§ WRITTEN INSTRUCTION:
Wherever the string "ylabel" occurs in a line of these records, report that line.
○ ○ ○
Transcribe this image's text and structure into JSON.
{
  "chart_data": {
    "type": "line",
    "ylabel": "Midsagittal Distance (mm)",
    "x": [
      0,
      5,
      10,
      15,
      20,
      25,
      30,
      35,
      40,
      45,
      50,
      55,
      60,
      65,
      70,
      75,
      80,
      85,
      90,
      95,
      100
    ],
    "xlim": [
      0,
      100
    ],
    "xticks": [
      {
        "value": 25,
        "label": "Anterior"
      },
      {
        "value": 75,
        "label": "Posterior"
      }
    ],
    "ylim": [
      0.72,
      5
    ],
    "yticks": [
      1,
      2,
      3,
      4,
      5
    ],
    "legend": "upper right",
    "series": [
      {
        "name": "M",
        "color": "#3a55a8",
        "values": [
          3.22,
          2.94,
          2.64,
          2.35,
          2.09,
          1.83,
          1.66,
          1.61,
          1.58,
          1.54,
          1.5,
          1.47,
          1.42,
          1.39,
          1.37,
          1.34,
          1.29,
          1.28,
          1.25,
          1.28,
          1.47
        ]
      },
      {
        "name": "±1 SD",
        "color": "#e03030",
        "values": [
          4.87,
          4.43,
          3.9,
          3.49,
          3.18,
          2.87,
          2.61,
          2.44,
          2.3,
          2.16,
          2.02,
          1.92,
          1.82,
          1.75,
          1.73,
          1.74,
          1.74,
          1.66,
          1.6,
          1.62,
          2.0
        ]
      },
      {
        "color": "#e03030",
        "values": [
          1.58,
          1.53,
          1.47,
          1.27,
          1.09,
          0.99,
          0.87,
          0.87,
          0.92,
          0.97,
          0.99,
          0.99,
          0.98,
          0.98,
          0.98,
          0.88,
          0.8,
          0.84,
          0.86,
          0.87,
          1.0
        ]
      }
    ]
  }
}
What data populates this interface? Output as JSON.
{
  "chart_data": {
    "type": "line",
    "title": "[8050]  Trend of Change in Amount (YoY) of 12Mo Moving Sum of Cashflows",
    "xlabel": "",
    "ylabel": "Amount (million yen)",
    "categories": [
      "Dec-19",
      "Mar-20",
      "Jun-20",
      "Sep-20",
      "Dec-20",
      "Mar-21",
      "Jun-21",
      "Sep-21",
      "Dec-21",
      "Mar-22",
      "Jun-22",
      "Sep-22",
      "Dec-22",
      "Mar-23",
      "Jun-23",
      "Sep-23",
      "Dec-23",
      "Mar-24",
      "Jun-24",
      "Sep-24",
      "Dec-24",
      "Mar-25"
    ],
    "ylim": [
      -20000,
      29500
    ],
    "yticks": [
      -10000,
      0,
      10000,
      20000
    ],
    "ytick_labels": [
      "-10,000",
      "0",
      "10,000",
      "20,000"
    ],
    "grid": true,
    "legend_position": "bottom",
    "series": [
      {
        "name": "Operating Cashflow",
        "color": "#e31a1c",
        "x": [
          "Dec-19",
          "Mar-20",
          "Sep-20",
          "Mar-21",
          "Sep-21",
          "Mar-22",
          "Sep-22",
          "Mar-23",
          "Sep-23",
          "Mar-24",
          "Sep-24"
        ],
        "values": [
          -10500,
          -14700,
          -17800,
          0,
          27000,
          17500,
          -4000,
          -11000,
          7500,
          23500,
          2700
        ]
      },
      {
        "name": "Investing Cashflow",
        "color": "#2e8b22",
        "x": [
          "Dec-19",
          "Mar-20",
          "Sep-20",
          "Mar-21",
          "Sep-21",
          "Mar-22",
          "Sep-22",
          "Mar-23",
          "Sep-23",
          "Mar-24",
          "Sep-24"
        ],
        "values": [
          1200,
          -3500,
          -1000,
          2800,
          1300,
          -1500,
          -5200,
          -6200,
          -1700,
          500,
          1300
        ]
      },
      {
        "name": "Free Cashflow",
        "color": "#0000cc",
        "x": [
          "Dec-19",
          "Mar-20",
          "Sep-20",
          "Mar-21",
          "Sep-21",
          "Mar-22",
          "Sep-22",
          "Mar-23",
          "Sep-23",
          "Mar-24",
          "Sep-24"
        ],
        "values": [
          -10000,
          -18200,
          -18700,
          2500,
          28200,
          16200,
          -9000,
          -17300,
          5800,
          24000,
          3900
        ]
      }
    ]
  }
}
○ ○ ○
§ WRITTEN SOLUTION:
    "ylabel": "Midsagittal Distance (mm)",
    "ylabel": "Amount (million yen)",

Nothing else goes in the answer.